# ITEMS

★ ★ ★

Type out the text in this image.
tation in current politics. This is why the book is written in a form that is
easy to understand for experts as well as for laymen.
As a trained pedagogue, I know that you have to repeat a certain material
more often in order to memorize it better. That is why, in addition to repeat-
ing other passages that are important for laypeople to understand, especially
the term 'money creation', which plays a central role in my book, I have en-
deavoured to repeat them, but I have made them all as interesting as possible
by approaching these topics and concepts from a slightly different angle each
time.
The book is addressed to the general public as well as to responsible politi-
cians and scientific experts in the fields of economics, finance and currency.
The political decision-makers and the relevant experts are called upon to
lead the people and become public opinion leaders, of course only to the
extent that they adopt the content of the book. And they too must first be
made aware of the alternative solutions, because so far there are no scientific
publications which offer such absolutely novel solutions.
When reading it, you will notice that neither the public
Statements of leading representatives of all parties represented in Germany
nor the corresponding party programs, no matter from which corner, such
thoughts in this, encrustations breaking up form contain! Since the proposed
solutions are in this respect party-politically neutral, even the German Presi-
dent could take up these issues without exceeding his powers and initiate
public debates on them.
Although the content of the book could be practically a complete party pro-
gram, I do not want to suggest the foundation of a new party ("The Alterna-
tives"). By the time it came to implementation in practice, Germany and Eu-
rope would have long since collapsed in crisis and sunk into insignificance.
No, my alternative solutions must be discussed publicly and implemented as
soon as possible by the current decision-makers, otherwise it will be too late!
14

★ ★ ★

# GIVEN REQUEST
Extract each line from the listing that holds the word "time".

# SOLUTION FOR THIS EXERCISE
time.
tives"). By the time it came to implementation in practice, Germany and Eu-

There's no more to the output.